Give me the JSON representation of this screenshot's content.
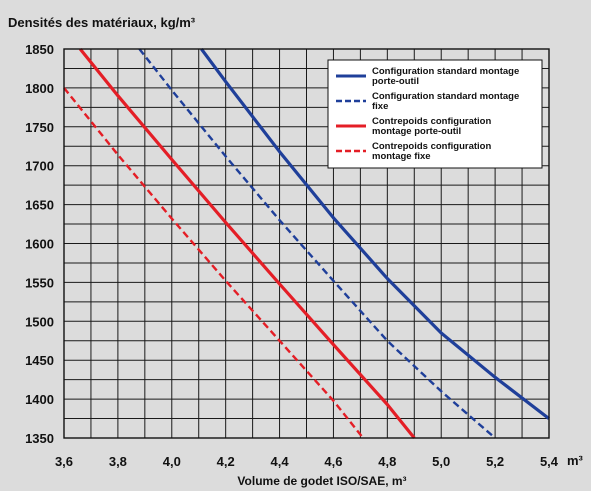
{
  "chart_data": {
    "type": "line",
    "title": "Densités des matériaux, kg/m³",
    "xlabel": "Volume de godet ISO/SAE, m³",
    "x_unit": "m³",
    "ylabel": "",
    "xlim": [
      3.6,
      5.4
    ],
    "ylim": [
      1350,
      1850
    ],
    "x_ticks": [
      "3,6",
      "3,8",
      "4,0",
      "4,2",
      "4,4",
      "4,6",
      "4,8",
      "5,0",
      "5,2",
      "5,4"
    ],
    "x_tick_values": [
      3.6,
      3.8,
      4.0,
      4.2,
      4.4,
      4.6,
      4.8,
      5.0,
      5.2,
      5.4
    ],
    "y_ticks": [
      "1350",
      "1400",
      "1450",
      "1500",
      "1550",
      "1600",
      "1650",
      "1700",
      "1750",
      "1800",
      "1850"
    ],
    "y_tick_values": [
      1350,
      1400,
      1450,
      1500,
      1550,
      1600,
      1650,
      1700,
      1750,
      1800,
      1850
    ],
    "x_grid_step": 0.1,
    "y_grid_step": 25,
    "grid": true,
    "legend_position": "top-right",
    "series": [
      {
        "name": "Configuration standard montage porte-outil",
        "legend_lines": [
          "Configuration standard montage",
          "porte-outil"
        ],
        "color": "#1f3f9a",
        "dash": "solid",
        "x": [
          4.11,
          4.2,
          4.4,
          4.6,
          4.8,
          5.0,
          5.2,
          5.4
        ],
        "y": [
          1850,
          1808,
          1718,
          1633,
          1555,
          1485,
          1428,
          1375
        ]
      },
      {
        "name": "Configuration standard montage fixe",
        "legend_lines": [
          "Configuration standard montage",
          "fixe"
        ],
        "color": "#1f3f9a",
        "dash": "dashed",
        "x": [
          3.88,
          4.0,
          4.2,
          4.4,
          4.6,
          4.8,
          5.0,
          5.2
        ],
        "y": [
          1850,
          1797,
          1712,
          1630,
          1552,
          1475,
          1410,
          1350
        ]
      },
      {
        "name": "Contrepoids configuration montage porte-outil",
        "legend_lines": [
          "Contrepoids configuration",
          "montage porte-outil"
        ],
        "color": "#e41e26",
        "dash": "solid",
        "x": [
          3.66,
          3.8,
          4.0,
          4.2,
          4.4,
          4.6,
          4.8,
          4.9
        ],
        "y": [
          1850,
          1790,
          1708,
          1627,
          1548,
          1470,
          1393,
          1350
        ]
      },
      {
        "name": "Contrepoids configuration montage fixe",
        "legend_lines": [
          "Contrepoids configuration",
          "montage fixe"
        ],
        "color": "#e41e26",
        "dash": "dashed",
        "x": [
          3.6,
          3.8,
          4.0,
          4.2,
          4.4,
          4.6,
          4.71
        ],
        "y": [
          1800,
          1714,
          1632,
          1552,
          1475,
          1398,
          1350
        ]
      }
    ]
  }
}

■ Exercise
Repeat the listing above exactly, with no pictures.

■ Written solution
Give me the JSON representation of this screenshot's content.
{
  "chart_data": {
    "type": "line",
    "title": "Densités des matériaux, kg/m³",
    "xlabel": "Volume de godet ISO/SAE, m³",
    "x_unit": "m³",
    "ylabel": "",
    "xlim": [
      3.6,
      5.4
    ],
    "ylim": [
      1350,
      1850
    ],
    "x_ticks": [
      "3,6",
      "3,8",
      "4,0",
      "4,2",
      "4,4",
      "4,6",
      "4,8",
      "5,0",
      "5,2",
      "5,4"
    ],
    "x_tick_values": [
      3.6,
      3.8,
      4.0,
      4.2,
      4.4,
      4.6,
      4.8,
      5.0,
      5.2,
      5.4
    ],
    "y_ticks": [
      "1350",
      "1400",
      "1450",
      "1500",
      "1550",
      "1600",
      "1650",
      "1700",
      "1750",
      "1800",
      "1850"
    ],
    "y_tick_values": [
      1350,
      1400,
      1450,
      1500,
      1550,
      1600,
      1650,
      1700,
      1750,
      1800,
      1850
    ],
    "x_grid_step": 0.1,
    "y_grid_step": 25,
    "grid": true,
    "legend_position": "top-right",
    "series": [
      {
        "name": "Configuration standard montage porte-outil",
        "legend_lines": [
          "Configuration standard montage",
          "porte-outil"
        ],
        "color": "#1f3f9a",
        "dash": "solid",
        "x": [
          4.11,
          4.2,
          4.4,
          4.6,
          4.8,
          5.0,
          5.2,
          5.4
        ],
        "y": [
          1850,
          1808,
          1718,
          1633,
          1555,
          1485,
          1428,
          1375
        ]
      },
      {
        "name": "Configuration standard montage fixe",
        "legend_lines": [
          "Configuration standard montage",
          "fixe"
        ],
        "color": "#1f3f9a",
        "dash": "dashed",
        "x": [
          3.88,
          4.0,
          4.2,
          4.4,
          4.6,
          4.8,
          5.0,
          5.2
        ],
        "y": [
          1850,
          1797,
          1712,
          1630,
          1552,
          1475,
          1410,
          1350
        ]
      },
      {
        "name": "Contrepoids configuration montage porte-outil",
        "legend_lines": [
          "Contrepoids configuration",
          "montage porte-outil"
        ],
        "color": "#e41e26",
        "dash": "solid",
        "x": [
          3.66,
          3.8,
          4.0,
          4.2,
          4.4,
          4.6,
          4.8,
          4.9
        ],
        "y": [
          1850,
          1790,
          1708,
          1627,
          1548,
          1470,
          1393,
          1350
        ]
      },
      {
        "name": "Contrepoids configuration montage fixe",
        "legend_lines": [
          "Contrepoids configuration",
          "montage fixe"
        ],
        "color": "#e41e26",
        "dash": "dashed",
        "x": [
          3.6,
          3.8,
          4.0,
          4.2,
          4.4,
          4.6,
          4.71
        ],
        "y": [
          1800,
          1714,
          1632,
          1552,
          1475,
          1398,
          1350
        ]
      }
    ]
  }
}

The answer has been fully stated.